Testo fornito –
* * * * * * * * *

Se conoscete PewDiePie (il ‘controverso’ — come usa dire — Youtuber svedese che per un periodo è riuscito a resistere all’assedio di T-Series e rimanere l’account con più subscriber al mondo) lo avete sentito scherzare più di una volta sul “10 minutes mark”. Oltre i 10 minuti Youtube dà la possibilità ai creator di ospitare inserzioni anche durante il video e non soltanto in pre-roll.

Questo chiaramente ha generato un incentivo alla creazione di video più lunghi, che, però, è in parte anche il risultato del comportamento degli utenti, alla costante ricerca di video anche più lunghi dei soliti 6/7 minuti. Ecco 4 esempi di canali che si dedicano all’approfondimento video e lo fanno in maniera documentata e, passateci il termine vago, ‘bella’.

Vox: qualunque cosa, explained

Vox è il progetto editoriale lanciato nel 2014 da Vox Media: in maniera non troppo dissimile dal nostro ilPost, Vox “spiega bene le notizie”. Perché, dicono, in un mondo con “too much information and too little context. Too much noise and too little insight” serve qualcuno che si prenda il tempo per capire e riassumere.

Vox: Explained è la serie che ha portato su Netflix il meglio della divulgazione di Vox iniziata sul loro canale Youtube. Su Youtube, gratis, potete trovare qualunque cosa: dalla storia, in 9 minuti, di come gli Stati Uniti siano diventati una superpotenza mondiale, al motivo per cui diciamo OK, fino alla ricostruzione di come l’intro di Giant Steps di John Coltrane ha cambiato la storia del jazz.

Su Netflix hanno pubblicato una stagione da 20 episodi (tutti da poco meno di 20 minuti) che affrontano (spiegano) argomenti molto vari: dal K-Pop, alle criptovalute, al politicamente corretto, all’astrologia.

Il podcast meme-generator di Joe Rogan

Joe Rogan è uno stand up comedian americano. Ha 52 anni, è stato attore di sit-com, conduttore di The Fear Factor nei primi anni duemila ed è da sempre anche un commentatore di MMA (mixed martial arts). La vera popolarità (globale e su internet), l’ha ottenuta da qualche anno. Nel 2009 ha lanciato il podcast intitolato The Joe Rogan Experience che è oggi uno dei podcast più seguiti di sempre.

* * * * * * * * *

Estratti dei dati –
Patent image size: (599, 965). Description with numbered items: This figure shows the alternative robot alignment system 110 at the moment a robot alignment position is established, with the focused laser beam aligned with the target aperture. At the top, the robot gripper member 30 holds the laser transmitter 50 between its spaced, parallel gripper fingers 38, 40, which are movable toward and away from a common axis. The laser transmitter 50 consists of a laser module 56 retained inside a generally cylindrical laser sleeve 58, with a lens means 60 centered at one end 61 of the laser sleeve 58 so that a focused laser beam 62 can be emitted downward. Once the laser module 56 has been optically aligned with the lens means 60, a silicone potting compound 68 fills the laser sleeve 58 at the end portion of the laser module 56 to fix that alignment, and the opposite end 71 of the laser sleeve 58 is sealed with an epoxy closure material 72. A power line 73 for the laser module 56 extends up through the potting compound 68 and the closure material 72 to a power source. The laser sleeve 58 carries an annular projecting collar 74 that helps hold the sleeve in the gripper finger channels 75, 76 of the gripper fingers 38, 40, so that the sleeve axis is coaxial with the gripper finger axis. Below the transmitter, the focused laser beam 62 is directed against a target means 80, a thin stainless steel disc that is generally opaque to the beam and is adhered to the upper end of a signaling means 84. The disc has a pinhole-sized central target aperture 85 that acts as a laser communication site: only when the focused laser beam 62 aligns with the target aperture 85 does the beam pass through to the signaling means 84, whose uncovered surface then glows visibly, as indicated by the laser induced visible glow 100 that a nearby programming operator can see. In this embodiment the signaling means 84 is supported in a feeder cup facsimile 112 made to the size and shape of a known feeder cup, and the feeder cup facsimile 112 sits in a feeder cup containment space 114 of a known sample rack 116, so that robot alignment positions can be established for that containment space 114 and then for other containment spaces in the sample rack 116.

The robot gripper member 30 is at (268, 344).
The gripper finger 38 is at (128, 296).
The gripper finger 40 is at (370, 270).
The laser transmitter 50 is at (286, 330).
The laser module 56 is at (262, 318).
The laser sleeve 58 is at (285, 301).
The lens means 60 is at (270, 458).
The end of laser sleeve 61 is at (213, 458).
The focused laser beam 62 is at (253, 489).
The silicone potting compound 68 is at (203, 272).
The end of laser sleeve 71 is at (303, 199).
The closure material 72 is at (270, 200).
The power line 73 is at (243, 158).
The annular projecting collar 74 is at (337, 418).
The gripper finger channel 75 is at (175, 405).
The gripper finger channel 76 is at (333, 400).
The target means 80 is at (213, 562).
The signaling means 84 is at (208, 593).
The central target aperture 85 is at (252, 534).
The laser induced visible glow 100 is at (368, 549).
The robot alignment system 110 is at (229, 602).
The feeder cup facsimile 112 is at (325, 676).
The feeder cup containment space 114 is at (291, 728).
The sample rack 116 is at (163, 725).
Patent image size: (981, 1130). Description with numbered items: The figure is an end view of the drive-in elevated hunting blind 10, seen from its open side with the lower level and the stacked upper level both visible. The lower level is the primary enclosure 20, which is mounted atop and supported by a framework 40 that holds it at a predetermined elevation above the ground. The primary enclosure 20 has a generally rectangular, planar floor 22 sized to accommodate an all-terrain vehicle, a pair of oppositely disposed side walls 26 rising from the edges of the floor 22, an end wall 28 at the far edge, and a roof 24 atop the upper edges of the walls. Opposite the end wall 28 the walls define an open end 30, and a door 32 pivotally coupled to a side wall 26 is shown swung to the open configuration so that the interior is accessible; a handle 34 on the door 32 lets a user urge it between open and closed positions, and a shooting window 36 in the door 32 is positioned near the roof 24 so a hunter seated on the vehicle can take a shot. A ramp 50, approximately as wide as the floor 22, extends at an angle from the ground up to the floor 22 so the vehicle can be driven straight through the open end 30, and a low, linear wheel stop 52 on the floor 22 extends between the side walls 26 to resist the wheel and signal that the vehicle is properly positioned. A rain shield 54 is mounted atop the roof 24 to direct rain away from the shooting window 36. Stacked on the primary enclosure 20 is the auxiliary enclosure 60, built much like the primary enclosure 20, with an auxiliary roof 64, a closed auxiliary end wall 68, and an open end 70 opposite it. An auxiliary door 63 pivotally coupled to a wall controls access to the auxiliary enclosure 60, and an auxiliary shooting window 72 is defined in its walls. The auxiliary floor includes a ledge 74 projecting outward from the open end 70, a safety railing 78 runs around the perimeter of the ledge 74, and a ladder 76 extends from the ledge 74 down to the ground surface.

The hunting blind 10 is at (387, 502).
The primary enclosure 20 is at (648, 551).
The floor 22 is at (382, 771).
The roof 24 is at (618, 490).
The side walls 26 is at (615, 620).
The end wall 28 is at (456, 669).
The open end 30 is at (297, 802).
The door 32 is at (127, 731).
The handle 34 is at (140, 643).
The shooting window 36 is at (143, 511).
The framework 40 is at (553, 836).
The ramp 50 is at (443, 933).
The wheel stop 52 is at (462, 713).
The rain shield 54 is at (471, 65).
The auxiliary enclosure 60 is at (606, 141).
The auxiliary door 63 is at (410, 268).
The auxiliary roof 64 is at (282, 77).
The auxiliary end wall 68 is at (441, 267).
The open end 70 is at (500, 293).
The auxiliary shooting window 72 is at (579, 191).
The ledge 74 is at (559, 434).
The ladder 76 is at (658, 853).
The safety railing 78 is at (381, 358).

* * * * * * * * *

Per ciascuna affermazione indichi sì o no a seconda che concordi con il testo fornito, citandone le parole decisive: (a) Vox è stato lanciato da Vox Media nel 2014; (b) la stagione pubblicata su Netflix conta 10 episodi; (c) Joe Rogan ha avviato il suo podcast nel 2012. Si basi unicamente sul testo fornito per rispondere.

(a) Sì: «Vox è il progetto editoriale lanciato nel 2014 da Vox Media».
(b) No: «una stagione da 20 episodi».
(c) No: «Nel 2009 ha lanciato il podcast intitolato The Joe Rogan Experience».